==== Given passage

Abstract :
[en] We present a novel algorithm for Ensemble Empirical Mode Decomposition (EEMD) that splices the different noise-added realisations of a signal using even-odd extension, making it computationally more efficient than simply iterating the Empirical Mode Decomposition (EMD). Furthermore, the noise added is computed to cancel out perfectly, reducing the size of the ensemble to be performed, and making the resulting decomposition more representative of the initial signal. This algorithm is available in the R package DecomposeR (https://CRAN.R-project.org/package=DecomposeR), under the name ‘extricate’.
We propose a new methodology to further document the quality of any decomposition based on different concepts that we introduce:
- Integrity quantifies to what extent the sum of the components is equal to the signal. It is defined as the averaged difference between (1) the signal, and (2) the summed components of the decomposition. EMD fulfils integrity by design, except for errors caused by floating-point arithmetic. Ensemble Empirical Mode Decomposition (EEMD) may fail to satisfy integrity unless noisy realisations are carefully chosen to cancel each other when averaging the realisations, which is performed in our ‘extricate’ algorithm.

========
==== Information shown

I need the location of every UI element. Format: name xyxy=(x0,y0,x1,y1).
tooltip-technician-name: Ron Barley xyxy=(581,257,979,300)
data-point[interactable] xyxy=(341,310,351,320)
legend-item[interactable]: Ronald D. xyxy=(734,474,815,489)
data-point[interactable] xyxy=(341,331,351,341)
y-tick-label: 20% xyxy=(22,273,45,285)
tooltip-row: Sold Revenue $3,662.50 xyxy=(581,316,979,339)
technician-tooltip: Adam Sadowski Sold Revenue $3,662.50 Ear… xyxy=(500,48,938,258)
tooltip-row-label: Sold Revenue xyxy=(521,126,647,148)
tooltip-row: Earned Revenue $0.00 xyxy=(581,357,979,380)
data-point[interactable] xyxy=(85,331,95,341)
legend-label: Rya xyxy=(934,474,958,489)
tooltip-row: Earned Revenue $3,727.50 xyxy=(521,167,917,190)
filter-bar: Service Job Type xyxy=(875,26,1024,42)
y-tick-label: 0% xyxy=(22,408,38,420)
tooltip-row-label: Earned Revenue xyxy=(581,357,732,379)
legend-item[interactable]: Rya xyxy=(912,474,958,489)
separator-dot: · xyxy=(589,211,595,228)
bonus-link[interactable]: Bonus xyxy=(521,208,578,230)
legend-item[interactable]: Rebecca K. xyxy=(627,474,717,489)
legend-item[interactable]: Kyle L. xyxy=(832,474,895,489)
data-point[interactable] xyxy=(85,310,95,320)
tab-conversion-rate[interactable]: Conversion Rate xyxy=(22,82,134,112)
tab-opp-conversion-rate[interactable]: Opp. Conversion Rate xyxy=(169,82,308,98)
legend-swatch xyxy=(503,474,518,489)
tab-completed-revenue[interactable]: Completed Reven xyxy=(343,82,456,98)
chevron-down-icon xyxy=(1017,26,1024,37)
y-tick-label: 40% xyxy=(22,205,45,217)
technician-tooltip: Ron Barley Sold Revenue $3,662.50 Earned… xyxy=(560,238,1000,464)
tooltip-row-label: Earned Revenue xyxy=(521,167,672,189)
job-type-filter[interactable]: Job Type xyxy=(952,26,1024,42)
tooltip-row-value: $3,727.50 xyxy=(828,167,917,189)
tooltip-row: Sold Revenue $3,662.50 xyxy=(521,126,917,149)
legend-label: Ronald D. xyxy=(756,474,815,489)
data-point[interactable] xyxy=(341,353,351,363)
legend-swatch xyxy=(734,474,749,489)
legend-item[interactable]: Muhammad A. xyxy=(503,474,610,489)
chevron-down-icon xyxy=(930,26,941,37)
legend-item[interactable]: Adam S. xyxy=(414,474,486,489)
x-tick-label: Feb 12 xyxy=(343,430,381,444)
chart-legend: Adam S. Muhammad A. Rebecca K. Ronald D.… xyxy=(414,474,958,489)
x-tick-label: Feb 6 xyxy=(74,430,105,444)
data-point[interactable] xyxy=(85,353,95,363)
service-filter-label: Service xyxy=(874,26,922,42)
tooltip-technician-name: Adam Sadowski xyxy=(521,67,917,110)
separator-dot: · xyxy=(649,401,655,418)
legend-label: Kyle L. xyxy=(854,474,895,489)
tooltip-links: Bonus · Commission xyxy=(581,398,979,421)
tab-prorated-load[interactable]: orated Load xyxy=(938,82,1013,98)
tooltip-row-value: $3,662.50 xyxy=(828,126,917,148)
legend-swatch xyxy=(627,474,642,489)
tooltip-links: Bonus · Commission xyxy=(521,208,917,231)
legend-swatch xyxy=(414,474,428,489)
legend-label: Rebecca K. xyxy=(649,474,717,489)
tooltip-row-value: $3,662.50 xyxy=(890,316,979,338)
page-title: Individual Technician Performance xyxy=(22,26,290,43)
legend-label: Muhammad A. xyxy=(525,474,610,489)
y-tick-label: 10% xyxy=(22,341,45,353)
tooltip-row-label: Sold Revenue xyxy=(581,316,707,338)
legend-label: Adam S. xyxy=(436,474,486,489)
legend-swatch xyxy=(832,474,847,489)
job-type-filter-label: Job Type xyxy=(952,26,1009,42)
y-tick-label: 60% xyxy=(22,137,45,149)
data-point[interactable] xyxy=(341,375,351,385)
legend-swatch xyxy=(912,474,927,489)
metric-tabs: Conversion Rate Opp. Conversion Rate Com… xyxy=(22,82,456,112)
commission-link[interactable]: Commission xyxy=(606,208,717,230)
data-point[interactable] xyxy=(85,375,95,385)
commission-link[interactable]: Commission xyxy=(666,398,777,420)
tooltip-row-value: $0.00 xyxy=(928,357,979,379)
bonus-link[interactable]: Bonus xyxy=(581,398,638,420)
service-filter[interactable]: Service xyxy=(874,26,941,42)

========

**Required actions**
1. In the abstract, begin at the words "We propose a" and stop after "our ‘extricate’ algorithm.". Write out that span with "input series" substituted for every "signal".
2. Proceed with the abstract on ensemble empirical mode decomposition, picking up after its last sentence.

**Per-task answers**
1.
We propose a new methodology to further document the quality of any decomposition based on different concepts that we introduce:
- Integrity quantifies to what extent the sum of the components is equal to the input series. It is defined as the averaged difference between (1) the input series, and (2) the summed components of the decomposition. EMD fulfils integrity by design, except for errors caused by floating-point arithmetic. Ensemble Empirical Mode Decomposition (EEMD) may fail to satisfy integrity unless noisy realisations are carefully chosen to cancel each other when averaging the realisations, which is performed in our ‘extricate’ algorithm.

2.
- Parsimony checks that the decomposition does not generate components that heavily cancel each other out. We propose to quantify it as the ratio between (1) the cumulated absolute values of each component (except the trend), and (2) the cumulated absolute values of the signal (minus the trend). The trend should be ignored in the calculation, because an added trend decreases the parsimony estimation of a similar decomposition.
- IMF departure (IMFD) quantifies the departure of each component to the definition of intrinsic mode functions (IMF), from which instantaneous frequency can reliably be computed. We define it as the exponential of the mean of the absolute differences of the logarithms of frequencies obtained using (1) a robust generalized zero-crossing method and (2) a more local method such as the Hilbert Transform.
- Reversibility is the concept that all initial data points are preserved, even after linear interpolation of irregularly sampled data points. This allows to revert back to the original signal and discuss the significance of each data point. To facilitate reversibility we introduced the concept of quanta (smallest significative resampling interval) and an algorithm computing the highest common rational divisor of given values in R: ‘divisor’.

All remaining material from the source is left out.